**Exercise directions:** Go through the entries below and copy each line containing the word "Easy".

◇ ◇ ◇ ◇ ◇

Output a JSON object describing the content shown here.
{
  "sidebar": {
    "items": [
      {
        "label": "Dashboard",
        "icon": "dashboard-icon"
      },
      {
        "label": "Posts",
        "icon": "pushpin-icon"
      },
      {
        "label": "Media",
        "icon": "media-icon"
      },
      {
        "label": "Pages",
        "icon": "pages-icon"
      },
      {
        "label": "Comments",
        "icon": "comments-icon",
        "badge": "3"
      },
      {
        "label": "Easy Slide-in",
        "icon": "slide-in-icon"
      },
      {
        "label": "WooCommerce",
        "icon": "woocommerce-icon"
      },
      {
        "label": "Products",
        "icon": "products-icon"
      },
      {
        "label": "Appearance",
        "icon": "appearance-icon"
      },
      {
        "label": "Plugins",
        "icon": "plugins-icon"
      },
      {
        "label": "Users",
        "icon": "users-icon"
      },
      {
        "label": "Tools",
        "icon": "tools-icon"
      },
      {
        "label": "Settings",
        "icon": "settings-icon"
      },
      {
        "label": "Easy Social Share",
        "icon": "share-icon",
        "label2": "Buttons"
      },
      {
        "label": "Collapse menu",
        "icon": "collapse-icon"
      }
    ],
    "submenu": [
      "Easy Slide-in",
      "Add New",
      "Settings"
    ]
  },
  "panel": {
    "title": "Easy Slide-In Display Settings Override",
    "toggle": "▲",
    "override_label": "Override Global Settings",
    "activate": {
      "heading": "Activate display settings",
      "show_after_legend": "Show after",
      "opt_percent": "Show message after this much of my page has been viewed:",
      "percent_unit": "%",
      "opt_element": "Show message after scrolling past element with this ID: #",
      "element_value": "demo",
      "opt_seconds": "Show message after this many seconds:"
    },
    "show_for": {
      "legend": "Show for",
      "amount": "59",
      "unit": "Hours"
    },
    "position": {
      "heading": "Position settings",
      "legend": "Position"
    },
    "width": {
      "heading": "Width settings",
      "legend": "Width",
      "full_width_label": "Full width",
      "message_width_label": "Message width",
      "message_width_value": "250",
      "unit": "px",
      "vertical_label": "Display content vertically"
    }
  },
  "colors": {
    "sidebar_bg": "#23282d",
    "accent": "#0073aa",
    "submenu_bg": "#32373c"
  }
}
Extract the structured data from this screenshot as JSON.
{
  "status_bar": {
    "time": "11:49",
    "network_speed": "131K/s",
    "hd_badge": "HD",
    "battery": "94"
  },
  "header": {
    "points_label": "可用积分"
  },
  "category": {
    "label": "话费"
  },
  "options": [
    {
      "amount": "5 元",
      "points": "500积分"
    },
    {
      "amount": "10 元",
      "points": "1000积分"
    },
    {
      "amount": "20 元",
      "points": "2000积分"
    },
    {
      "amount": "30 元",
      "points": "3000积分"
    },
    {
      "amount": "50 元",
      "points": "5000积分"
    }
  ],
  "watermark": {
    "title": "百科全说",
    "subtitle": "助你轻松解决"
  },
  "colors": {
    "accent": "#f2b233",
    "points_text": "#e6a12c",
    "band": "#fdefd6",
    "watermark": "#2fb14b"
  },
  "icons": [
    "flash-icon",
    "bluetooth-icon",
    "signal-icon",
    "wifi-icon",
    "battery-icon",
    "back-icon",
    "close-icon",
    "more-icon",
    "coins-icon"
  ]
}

◇ ◇ ◇ ◇ ◇

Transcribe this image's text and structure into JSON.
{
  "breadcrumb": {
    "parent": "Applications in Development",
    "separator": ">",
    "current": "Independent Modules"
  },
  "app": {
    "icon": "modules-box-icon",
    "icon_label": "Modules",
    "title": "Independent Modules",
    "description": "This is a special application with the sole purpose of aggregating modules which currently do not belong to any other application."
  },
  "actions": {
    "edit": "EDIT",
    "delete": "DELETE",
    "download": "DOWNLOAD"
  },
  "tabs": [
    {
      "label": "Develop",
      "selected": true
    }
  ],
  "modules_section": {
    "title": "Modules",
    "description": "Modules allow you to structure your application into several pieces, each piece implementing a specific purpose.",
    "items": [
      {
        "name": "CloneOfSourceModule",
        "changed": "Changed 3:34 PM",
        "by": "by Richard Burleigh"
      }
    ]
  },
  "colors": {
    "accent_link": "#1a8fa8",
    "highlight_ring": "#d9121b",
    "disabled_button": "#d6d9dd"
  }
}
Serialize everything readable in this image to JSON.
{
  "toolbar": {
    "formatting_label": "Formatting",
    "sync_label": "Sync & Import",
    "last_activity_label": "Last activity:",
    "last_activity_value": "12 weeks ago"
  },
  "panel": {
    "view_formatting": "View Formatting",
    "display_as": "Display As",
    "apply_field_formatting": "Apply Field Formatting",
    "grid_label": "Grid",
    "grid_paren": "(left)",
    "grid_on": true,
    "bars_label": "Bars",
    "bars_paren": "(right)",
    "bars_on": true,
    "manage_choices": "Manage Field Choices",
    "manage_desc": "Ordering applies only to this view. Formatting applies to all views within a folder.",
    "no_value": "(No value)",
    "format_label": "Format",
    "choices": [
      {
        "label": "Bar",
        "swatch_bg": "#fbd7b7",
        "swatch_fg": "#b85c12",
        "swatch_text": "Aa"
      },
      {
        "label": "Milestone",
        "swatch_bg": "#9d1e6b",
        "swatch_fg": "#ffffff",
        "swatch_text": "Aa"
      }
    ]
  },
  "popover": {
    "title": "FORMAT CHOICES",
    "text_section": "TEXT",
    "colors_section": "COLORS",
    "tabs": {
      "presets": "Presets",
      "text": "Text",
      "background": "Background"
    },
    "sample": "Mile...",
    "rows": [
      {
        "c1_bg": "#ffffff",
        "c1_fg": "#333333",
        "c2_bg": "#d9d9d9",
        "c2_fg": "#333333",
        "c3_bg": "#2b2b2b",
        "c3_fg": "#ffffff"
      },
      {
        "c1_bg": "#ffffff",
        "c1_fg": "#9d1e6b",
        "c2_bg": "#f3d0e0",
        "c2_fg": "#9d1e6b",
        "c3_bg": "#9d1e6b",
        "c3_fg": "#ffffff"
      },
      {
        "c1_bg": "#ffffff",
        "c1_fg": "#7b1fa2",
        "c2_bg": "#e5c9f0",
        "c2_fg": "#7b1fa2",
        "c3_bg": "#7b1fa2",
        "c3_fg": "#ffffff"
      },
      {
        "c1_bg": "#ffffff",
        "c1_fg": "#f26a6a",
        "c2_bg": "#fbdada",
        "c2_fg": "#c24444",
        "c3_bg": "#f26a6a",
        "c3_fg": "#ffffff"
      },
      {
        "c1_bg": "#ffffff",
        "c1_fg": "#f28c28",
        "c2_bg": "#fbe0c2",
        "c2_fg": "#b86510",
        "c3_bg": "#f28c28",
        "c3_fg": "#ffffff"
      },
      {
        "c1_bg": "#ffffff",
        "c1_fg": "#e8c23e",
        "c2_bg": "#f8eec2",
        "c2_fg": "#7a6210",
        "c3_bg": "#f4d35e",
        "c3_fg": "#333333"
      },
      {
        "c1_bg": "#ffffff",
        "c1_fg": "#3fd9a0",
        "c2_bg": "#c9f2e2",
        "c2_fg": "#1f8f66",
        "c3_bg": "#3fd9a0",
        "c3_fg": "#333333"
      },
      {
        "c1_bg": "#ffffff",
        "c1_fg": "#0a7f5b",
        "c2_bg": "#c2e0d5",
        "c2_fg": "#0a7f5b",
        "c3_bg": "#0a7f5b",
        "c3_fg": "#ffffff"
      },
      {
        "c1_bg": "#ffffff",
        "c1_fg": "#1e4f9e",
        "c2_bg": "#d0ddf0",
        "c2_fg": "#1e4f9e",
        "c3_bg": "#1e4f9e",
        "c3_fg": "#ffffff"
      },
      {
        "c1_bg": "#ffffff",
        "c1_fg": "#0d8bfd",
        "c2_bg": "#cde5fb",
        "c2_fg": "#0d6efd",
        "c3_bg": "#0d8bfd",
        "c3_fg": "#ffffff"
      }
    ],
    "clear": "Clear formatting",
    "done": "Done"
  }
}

◇ ◇ ◇ ◇ ◇

**Solution for this task:**
        "label": "Easy Slide-in",
        "label": "Easy Social Share",
      "Easy Slide-in",
    "title": "Easy Slide-In Display Settings Override",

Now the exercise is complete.